▸ EXERCISE PROMPT: For the listing below, give the count of lines containing the string "format" and nothing else.

▸ EXTRACTED MATERIAL:

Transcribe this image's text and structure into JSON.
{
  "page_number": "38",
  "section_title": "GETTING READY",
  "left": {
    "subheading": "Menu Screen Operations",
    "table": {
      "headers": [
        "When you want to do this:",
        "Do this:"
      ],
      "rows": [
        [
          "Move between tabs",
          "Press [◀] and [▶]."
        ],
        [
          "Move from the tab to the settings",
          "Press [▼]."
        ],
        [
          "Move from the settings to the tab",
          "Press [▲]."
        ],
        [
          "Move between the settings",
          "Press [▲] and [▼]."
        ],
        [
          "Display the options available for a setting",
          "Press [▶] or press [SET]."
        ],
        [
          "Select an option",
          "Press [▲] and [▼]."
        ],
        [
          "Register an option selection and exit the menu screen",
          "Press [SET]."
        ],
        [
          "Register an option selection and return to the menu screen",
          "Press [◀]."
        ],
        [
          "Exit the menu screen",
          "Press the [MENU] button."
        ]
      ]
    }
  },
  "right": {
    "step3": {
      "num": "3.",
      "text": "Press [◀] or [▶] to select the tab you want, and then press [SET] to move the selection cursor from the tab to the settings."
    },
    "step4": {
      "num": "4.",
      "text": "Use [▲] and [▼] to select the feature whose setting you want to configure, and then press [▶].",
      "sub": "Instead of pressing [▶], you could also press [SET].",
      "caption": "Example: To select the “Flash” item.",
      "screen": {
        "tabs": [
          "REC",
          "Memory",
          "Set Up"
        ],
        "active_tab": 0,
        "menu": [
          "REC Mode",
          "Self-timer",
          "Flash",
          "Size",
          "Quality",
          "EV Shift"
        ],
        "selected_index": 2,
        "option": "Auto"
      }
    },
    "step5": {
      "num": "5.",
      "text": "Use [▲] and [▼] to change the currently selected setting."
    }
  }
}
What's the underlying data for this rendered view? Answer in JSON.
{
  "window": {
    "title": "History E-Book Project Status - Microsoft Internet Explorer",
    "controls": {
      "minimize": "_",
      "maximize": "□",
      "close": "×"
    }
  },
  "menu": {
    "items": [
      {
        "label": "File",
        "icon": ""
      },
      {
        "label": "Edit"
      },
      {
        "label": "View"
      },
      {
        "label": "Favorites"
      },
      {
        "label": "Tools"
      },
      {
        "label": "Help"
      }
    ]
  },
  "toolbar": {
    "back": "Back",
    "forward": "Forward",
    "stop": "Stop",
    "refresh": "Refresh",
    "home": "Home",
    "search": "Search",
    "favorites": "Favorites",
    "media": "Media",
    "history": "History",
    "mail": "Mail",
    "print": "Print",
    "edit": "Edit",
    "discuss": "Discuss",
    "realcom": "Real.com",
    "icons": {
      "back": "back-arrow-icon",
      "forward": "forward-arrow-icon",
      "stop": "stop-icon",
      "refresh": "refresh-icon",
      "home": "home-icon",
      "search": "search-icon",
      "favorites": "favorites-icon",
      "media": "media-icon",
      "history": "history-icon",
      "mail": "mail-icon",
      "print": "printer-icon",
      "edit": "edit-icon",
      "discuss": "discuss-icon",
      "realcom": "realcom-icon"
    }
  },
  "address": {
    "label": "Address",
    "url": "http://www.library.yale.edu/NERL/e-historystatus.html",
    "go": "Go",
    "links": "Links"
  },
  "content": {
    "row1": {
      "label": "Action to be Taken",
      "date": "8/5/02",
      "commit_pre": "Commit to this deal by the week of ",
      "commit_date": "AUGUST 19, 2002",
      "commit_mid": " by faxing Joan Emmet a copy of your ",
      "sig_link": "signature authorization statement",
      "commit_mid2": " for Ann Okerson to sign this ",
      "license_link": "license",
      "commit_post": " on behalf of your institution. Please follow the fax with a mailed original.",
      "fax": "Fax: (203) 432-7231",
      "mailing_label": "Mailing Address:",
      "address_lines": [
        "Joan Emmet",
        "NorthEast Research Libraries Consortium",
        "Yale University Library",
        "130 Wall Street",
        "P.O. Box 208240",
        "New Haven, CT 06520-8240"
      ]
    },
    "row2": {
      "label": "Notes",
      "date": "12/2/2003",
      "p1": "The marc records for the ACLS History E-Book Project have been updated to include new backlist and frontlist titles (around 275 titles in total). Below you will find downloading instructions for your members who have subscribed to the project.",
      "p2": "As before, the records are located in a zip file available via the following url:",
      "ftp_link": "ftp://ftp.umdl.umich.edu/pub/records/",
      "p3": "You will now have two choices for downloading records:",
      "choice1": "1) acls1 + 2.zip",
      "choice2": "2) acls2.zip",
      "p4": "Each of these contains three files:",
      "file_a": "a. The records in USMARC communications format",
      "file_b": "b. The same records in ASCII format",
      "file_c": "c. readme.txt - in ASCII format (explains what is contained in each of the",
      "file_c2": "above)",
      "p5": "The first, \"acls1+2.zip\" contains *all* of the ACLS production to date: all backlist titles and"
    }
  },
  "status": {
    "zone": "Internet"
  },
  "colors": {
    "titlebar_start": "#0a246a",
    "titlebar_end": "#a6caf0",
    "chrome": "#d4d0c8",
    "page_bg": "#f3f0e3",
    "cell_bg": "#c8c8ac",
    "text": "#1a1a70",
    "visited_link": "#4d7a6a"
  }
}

▸ ANSWER FOR THE TASK: 3